## WRITTEN INSTRUCTION
Transcribe the material word for word, but without the images.
═══ SUPPLIED INFORMATION ═══
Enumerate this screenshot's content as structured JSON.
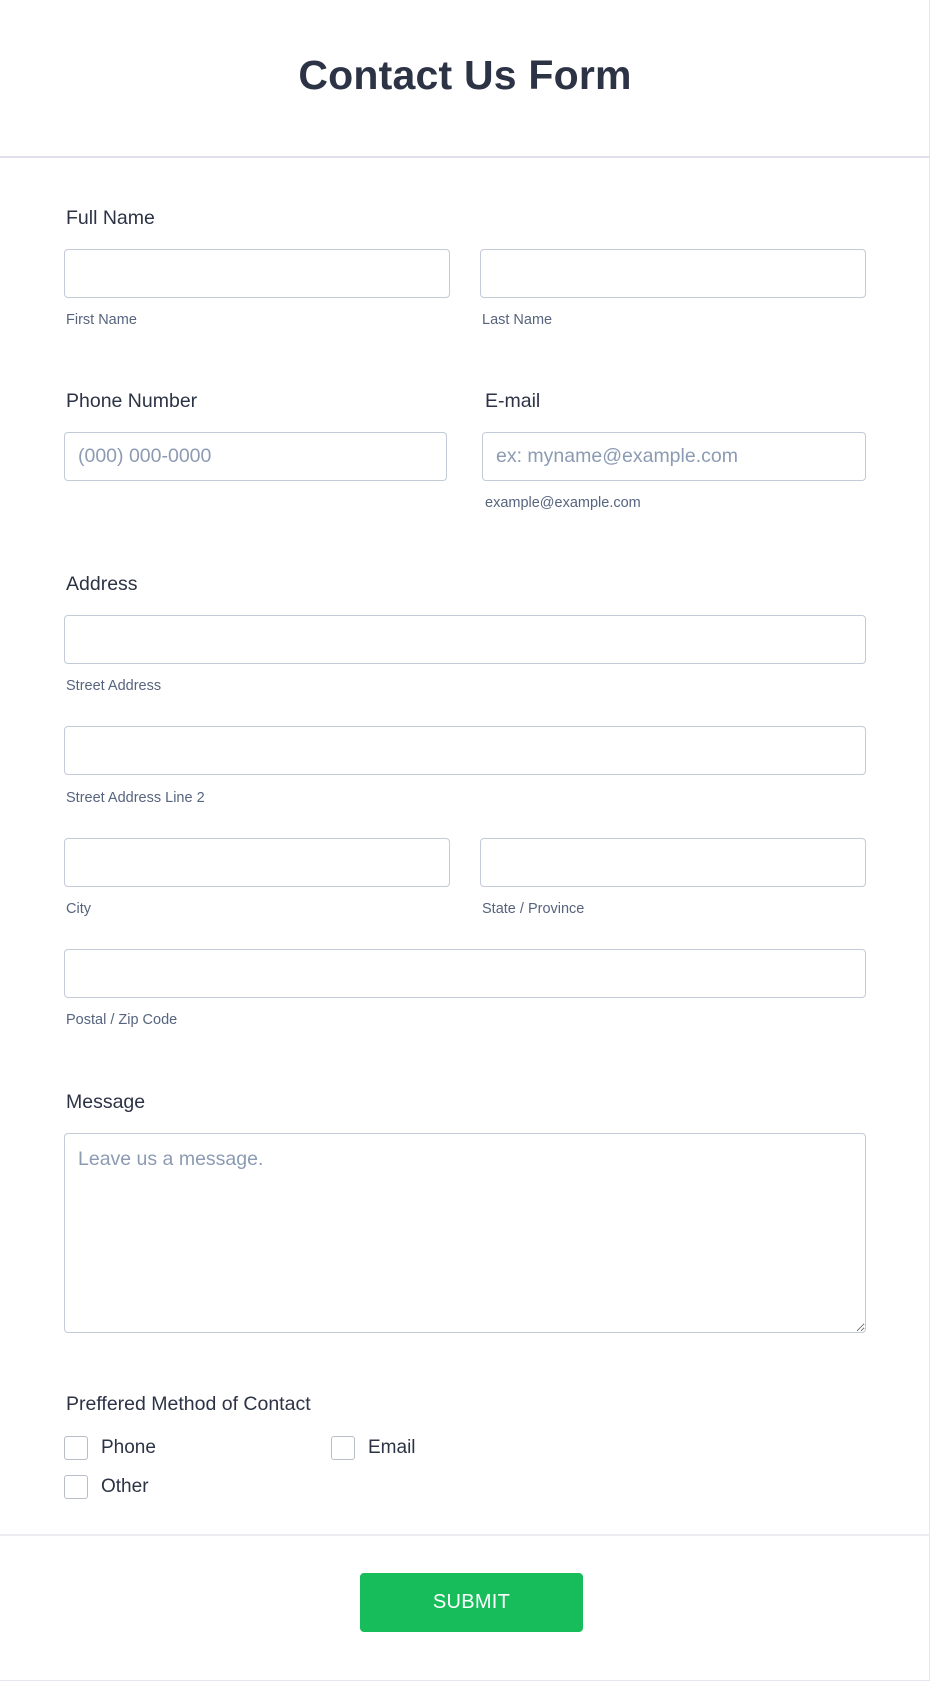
{
  "form": {
    "title": "Contact Us Form",
    "full_name": {
      "label": "Full Name",
      "first": {
        "sublabel": "First Name",
        "value": "",
        "placeholder": ""
      },
      "last": {
        "sublabel": "Last Name",
        "value": "",
        "placeholder": ""
      }
    },
    "phone": {
      "label": "Phone Number",
      "value": "",
      "placeholder": "(000) 000-0000"
    },
    "email": {
      "label": "E-mail",
      "value": "",
      "placeholder": "ex: myname@example.com",
      "sublabel": "example@example.com"
    },
    "address": {
      "label": "Address",
      "street": {
        "sublabel": "Street Address",
        "value": ""
      },
      "street2": {
        "sublabel": "Street Address Line 2",
        "value": ""
      },
      "city": {
        "sublabel": "City",
        "value": ""
      },
      "state": {
        "sublabel": "State / Province",
        "value": ""
      },
      "zip": {
        "sublabel": "Postal / Zip Code",
        "value": ""
      }
    },
    "message": {
      "label": "Message",
      "value": "",
      "placeholder": "Leave us a message."
    },
    "contact_method": {
      "label": "Preffered Method of Contact",
      "options": [
        {
          "label": "Phone",
          "checked": false
        },
        {
          "label": "Email",
          "checked": false
        },
        {
          "label": "Other",
          "checked": false
        }
      ]
    },
    "submit_label": "SUBMIT",
    "colors": {
      "accent": "#18bd5b",
      "text": "#2c3345",
      "sublabel": "#57647e",
      "border": "#c3cad8"
    }
  }
}
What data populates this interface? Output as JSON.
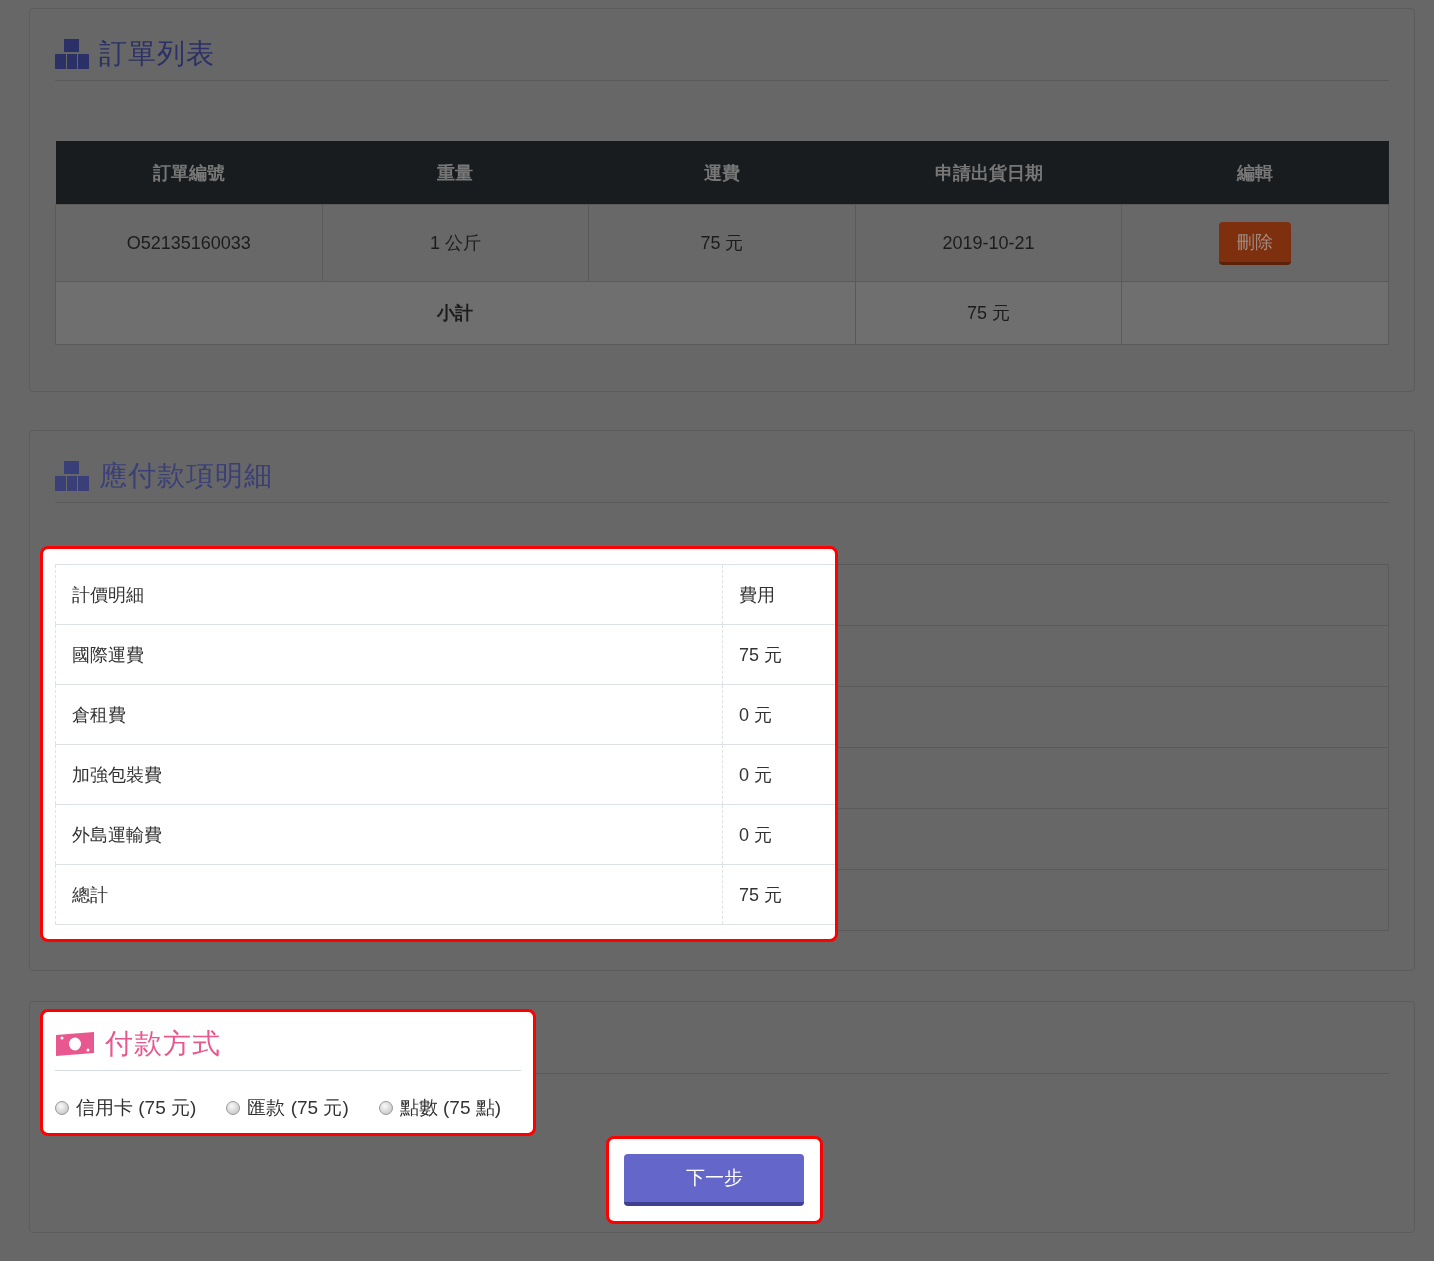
{
  "order_list": {
    "title": "訂單列表",
    "columns": [
      "訂單編號",
      "重量",
      "運費",
      "申請出貨日期",
      "編輯"
    ],
    "rows": [
      {
        "order_no": "O52135160033",
        "weight": "1 公斤",
        "shipping": "75 元",
        "ship_date": "2019-10-21",
        "action": "刪除"
      }
    ],
    "subtotal": {
      "label": "小計",
      "amount": "75 元"
    }
  },
  "payable_details": {
    "title": "應付款項明細",
    "highlighted": true,
    "header": {
      "item": "計價明細",
      "fee": "費用"
    },
    "rows": [
      {
        "item": "國際運費",
        "fee": "75 元"
      },
      {
        "item": "倉租費",
        "fee": "0 元"
      },
      {
        "item": "加強包裝費",
        "fee": "0 元"
      },
      {
        "item": "外島運輸費",
        "fee": "0 元"
      },
      {
        "item": "總計",
        "fee": "75 元"
      }
    ]
  },
  "payment": {
    "title": "付款方式",
    "highlighted": true,
    "options": [
      {
        "label": "信用卡 (75 元)",
        "selected": false
      },
      {
        "label": "匯款 (75 元)",
        "selected": false
      },
      {
        "label": "點數 (75 點)",
        "selected": false
      }
    ]
  },
  "next_button": {
    "label": "下一步",
    "highlighted": true
  }
}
═══
## SOLUTION
Enumerate this screenshot's content as structured JSON.
{
  "form": {
    "title": "Contact Us Form",
    "full_name": {
      "label": "Full Name",
      "first": {
        "sublabel": "First Name",
        "value": "",
        "placeholder": ""
      },
      "last": {
        "sublabel": "Last Name",
        "value": "",
        "placeholder": ""
      }
    },
    "phone": {
      "label": "Phone Number",
      "value": "",
      "placeholder": "(000) 000-0000"
    },
    "email": {
      "label": "E-mail",
      "value": "",
      "placeholder": "ex: myname@example.com",
      "sublabel": "example@example.com"
    },
    "address": {
      "label": "Address",
      "street": {
        "sublabel": "Street Address",
        "value": ""
      },
      "street2": {
        "sublabel": "Street Address Line 2",
        "value": ""
      },
      "city": {
        "sublabel": "City",
        "value": ""
      },
      "state": {
        "sublabel": "State / Province",
        "value": ""
      },
      "zip": {
        "sublabel": "Postal / Zip Code",
        "value": ""
      }
    },
    "message": {
      "label": "Message",
      "value": "",
      "placeholder": "Leave us a message."
    },
    "contact_method": {
      "label": "Preffered Method of Contact",
      "options": [
        {
          "label": "Phone",
          "checked": false
        },
        {
          "label": "Email",
          "checked": false
        },
        {
          "label": "Other",
          "checked": false
        }
      ]
    },
    "submit_label": "SUBMIT",
    "colors": {
      "accent": "#18bd5b",
      "text": "#2c3345",
      "sublabel": "#57647e",
      "border": "#c3cad8"
    }
  }
}
What data populates this interface? Output as JSON.
{
  "order_list": {
    "title": "訂單列表",
    "columns": [
      "訂單編號",
      "重量",
      "運費",
      "申請出貨日期",
      "編輯"
    ],
    "rows": [
      {
        "order_no": "O52135160033",
        "weight": "1 公斤",
        "shipping": "75 元",
        "ship_date": "2019-10-21",
        "action": "刪除"
      }
    ],
    "subtotal": {
      "label": "小計",
      "amount": "75 元"
    }
  },
  "payable_details": {
    "title": "應付款項明細",
    "highlighted": true,
    "header": {
      "item": "計價明細",
      "fee": "費用"
    },
    "rows": [
      {
        "item": "國際運費",
        "fee": "75 元"
      },
      {
        "item": "倉租費",
        "fee": "0 元"
      },
      {
        "item": "加強包裝費",
        "fee": "0 元"
      },
      {
        "item": "外島運輸費",
        "fee": "0 元"
      },
      {
        "item": "總計",
        "fee": "75 元"
      }
    ]
  },
  "payment": {
    "title": "付款方式",
    "highlighted": true,
    "options": [
      {
        "label": "信用卡 (75 元)",
        "selected": false
      },
      {
        "label": "匯款 (75 元)",
        "selected": false
      },
      {
        "label": "點數 (75 點)",
        "selected": false
      }
    ]
  },
  "next_button": {
    "label": "下一步",
    "highlighted": true
  }
}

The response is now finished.